Repeat exactly the lines that run from the one containing "What data populates" to the end of the data, and leave out all others.

Records that describe figures
============

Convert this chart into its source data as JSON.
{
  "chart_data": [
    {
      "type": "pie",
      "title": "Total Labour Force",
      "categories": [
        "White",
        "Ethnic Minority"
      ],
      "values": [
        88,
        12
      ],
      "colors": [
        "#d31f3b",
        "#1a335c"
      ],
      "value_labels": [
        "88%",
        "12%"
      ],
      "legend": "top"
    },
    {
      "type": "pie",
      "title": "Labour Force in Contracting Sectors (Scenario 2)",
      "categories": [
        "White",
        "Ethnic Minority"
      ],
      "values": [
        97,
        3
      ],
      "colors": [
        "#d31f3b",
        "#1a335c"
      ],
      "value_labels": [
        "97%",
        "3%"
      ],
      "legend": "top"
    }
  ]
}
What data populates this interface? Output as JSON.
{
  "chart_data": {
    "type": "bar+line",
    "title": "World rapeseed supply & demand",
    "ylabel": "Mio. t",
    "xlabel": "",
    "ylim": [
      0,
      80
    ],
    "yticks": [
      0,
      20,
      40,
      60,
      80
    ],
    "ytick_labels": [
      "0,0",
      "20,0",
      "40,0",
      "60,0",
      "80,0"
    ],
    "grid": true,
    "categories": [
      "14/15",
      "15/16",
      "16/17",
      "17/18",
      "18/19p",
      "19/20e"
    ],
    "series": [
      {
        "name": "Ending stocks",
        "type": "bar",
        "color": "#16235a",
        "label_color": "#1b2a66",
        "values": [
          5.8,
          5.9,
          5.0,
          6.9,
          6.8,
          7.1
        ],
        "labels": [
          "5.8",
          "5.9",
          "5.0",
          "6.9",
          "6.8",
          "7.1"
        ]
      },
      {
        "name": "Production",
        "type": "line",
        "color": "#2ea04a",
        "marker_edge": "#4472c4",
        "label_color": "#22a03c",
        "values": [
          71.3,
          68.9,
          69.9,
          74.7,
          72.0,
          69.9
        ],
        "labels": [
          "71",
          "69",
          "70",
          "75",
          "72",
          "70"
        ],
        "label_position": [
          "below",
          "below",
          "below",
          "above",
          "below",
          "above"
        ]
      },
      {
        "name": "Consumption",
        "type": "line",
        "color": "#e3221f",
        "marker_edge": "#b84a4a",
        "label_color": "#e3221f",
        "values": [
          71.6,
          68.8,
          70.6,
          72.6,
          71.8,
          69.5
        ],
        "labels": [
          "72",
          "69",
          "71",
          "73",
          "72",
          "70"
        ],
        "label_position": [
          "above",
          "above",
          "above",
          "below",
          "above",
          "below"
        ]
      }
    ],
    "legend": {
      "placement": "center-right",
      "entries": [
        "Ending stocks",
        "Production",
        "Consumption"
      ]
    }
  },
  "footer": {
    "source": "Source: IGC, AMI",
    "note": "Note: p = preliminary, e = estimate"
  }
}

============

Reply to the task:
What data populates this interface? Output as JSON.
{
  "chart_data": {
    "type": "bar+line",
    "title": "World rapeseed supply & demand",
    "ylabel": "Mio. t",
    "xlabel": "",
    "ylim": [
      0,
      80
    ],
    "yticks": [
      0,
      20,
      40,
      60,
      80
    ],
    "ytick_labels": [
      "0,0",
      "20,0",
      "40,0",
      "60,0",
      "80,0"
    ],
    "grid": true,
    "categories": [
      "14/15",
      "15/16",
      "16/17",
      "17/18",
      "18/19p",
      "19/20e"
    ],
    "series": [
      {
        "name": "Ending stocks",
        "type": "bar",
        "color": "#16235a",
        "label_color": "#1b2a66",
        "values": [
          5.8,
          5.9,
          5.0,
          6.9,
          6.8,
          7.1
        ],
        "labels": [
          "5.8",
          "5.9",
          "5.0",
          "6.9",
          "6.8",
          "7.1"
        ]
      },
      {
        "name": "Production",
        "type": "line",
        "color": "#2ea04a",
        "marker_edge": "#4472c4",
        "label_color": "#22a03c",
        "values": [
          71.3,
          68.9,
          69.9,
          74.7,
          72.0,
          69.9
        ],
        "labels": [
          "71",
          "69",
          "70",
          "75",
          "72",
          "70"
        ],
        "label_position": [
          "below",
          "below",
          "below",
          "above",
          "below",
          "above"
        ]
      },
      {
        "name": "Consumption",
        "type": "line",
        "color": "#e3221f",
        "marker_edge": "#b84a4a",
        "label_color": "#e3221f",
        "values": [
          71.6,
          68.8,
          70.6,
          72.6,
          71.8,
          69.5
        ],
        "labels": [
          "72",
          "69",
          "71",
          "73",
          "72",
          "70"
        ],
        "label_position": [
          "above",
          "above",
          "above",
          "below",
          "above",
          "below"
        ]
      }
    ],
    "legend": {
      "placement": "center-right",
      "entries": [
        "Ending stocks",
        "Production",
        "Consumption"
      ]
    }
  },
  "footer": {
    "source": "Source: IGC, AMI",
    "note": "Note: p = preliminary, e = estimate"
  }
}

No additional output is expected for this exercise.